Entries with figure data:
****
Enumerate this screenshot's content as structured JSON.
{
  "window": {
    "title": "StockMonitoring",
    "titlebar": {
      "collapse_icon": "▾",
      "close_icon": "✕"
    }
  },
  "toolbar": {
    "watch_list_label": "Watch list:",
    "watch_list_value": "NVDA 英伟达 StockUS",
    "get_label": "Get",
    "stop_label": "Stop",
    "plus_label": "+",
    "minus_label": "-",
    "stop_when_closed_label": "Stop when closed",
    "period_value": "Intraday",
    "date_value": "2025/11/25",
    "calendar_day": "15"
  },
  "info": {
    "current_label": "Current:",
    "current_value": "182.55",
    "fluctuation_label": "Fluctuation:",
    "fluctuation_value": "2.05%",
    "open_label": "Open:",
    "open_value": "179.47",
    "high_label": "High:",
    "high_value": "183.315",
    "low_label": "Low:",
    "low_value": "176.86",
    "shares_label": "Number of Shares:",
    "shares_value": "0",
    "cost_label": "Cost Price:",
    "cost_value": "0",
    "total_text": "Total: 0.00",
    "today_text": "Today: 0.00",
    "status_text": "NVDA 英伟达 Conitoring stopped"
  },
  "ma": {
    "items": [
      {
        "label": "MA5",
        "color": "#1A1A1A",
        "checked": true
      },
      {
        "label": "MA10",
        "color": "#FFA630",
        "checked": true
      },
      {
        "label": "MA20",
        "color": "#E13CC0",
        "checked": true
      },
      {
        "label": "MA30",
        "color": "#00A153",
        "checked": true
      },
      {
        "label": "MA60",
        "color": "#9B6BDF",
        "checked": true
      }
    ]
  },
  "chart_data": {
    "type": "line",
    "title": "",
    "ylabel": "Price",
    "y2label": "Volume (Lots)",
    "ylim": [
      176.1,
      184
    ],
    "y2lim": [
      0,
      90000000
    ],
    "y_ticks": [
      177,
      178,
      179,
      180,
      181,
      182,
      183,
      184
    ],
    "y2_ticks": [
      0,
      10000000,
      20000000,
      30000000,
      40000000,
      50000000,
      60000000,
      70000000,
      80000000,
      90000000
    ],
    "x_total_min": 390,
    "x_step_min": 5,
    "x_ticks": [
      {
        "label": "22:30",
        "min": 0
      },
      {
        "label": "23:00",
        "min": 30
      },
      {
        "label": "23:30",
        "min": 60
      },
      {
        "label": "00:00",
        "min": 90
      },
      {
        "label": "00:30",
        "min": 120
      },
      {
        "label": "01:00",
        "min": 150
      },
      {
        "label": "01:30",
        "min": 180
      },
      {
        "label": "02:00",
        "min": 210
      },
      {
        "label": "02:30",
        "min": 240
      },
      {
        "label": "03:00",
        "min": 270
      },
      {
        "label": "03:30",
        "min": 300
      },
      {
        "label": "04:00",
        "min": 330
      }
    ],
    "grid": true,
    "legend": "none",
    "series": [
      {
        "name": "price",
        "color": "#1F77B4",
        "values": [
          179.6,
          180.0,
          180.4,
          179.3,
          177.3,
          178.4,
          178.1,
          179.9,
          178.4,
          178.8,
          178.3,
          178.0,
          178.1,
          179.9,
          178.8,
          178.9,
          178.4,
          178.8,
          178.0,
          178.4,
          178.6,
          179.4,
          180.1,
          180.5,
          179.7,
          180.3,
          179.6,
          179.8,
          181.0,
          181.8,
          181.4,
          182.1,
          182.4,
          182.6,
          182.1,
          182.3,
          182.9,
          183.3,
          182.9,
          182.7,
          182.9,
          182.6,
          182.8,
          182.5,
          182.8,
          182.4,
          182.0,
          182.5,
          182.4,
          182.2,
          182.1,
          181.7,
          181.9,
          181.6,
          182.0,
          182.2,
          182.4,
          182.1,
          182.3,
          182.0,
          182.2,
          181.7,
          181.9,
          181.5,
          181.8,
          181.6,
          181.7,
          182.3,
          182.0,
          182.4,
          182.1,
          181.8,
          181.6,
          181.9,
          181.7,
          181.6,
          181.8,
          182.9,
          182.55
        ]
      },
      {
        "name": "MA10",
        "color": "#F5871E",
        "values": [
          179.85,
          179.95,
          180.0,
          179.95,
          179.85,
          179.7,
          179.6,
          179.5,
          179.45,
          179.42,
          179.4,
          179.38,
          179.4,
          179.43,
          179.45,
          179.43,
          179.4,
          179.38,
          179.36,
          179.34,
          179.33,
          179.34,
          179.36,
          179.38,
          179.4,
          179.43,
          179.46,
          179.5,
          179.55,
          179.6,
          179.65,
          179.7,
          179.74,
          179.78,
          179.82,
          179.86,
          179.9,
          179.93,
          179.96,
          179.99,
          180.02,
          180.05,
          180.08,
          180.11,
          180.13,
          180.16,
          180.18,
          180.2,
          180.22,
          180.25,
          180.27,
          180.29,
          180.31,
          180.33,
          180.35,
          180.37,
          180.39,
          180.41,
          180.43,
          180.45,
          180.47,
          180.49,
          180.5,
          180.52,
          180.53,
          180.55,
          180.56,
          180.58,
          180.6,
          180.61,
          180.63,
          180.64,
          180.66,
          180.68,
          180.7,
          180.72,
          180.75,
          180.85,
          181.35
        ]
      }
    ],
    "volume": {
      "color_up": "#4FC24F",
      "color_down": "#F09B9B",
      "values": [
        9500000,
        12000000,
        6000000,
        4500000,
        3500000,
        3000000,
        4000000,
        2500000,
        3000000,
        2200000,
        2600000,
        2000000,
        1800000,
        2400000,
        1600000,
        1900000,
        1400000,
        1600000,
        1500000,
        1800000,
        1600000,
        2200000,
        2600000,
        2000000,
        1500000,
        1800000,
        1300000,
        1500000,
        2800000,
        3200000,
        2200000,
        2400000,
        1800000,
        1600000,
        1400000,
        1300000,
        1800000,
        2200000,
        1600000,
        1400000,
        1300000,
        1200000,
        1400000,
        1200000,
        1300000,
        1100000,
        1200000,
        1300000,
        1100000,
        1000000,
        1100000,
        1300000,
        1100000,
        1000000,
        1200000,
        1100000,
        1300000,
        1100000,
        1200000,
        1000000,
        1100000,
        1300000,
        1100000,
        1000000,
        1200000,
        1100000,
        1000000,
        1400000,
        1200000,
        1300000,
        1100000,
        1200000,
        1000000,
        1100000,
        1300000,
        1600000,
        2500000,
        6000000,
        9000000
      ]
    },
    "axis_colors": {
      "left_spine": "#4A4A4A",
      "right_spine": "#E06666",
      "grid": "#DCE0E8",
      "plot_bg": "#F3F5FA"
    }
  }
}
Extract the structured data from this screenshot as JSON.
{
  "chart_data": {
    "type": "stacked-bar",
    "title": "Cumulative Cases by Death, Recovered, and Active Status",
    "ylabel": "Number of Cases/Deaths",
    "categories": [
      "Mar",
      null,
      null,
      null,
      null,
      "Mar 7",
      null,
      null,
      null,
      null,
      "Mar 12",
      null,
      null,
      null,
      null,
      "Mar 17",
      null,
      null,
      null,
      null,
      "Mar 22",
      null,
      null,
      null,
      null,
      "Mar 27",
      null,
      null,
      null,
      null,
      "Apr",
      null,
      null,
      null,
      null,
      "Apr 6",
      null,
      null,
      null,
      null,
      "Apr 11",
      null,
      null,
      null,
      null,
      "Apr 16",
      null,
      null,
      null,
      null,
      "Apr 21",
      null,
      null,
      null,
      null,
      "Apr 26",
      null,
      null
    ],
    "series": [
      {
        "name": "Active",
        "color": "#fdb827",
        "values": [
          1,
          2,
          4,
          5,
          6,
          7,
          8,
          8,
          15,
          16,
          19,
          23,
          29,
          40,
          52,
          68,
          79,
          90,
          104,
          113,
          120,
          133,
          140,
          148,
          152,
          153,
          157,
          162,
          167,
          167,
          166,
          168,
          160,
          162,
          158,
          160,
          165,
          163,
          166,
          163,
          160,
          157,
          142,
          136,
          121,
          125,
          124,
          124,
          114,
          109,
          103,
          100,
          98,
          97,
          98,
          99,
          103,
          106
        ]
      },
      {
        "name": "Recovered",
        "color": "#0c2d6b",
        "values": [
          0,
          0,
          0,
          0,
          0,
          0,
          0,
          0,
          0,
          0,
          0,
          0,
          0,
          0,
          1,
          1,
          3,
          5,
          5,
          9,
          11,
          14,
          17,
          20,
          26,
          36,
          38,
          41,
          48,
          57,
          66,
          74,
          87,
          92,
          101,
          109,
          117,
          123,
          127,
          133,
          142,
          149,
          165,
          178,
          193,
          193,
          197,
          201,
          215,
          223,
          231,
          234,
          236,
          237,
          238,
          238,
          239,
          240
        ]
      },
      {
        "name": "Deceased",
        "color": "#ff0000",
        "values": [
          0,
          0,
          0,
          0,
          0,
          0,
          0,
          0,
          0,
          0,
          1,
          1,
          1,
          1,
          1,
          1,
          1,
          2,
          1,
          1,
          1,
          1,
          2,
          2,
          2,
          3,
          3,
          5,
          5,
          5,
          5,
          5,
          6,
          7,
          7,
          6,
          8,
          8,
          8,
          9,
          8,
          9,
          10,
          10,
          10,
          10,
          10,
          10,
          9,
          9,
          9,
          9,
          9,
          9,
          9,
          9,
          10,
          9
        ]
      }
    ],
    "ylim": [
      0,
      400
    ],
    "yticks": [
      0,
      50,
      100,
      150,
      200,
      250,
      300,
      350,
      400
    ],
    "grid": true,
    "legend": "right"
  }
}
****
◆ **PROBLEM STATEMENT**: From the records above, how many lines include the word "ylabel"? Only the number is wanted.

◆ **EXERCISE OUTPUT**: 2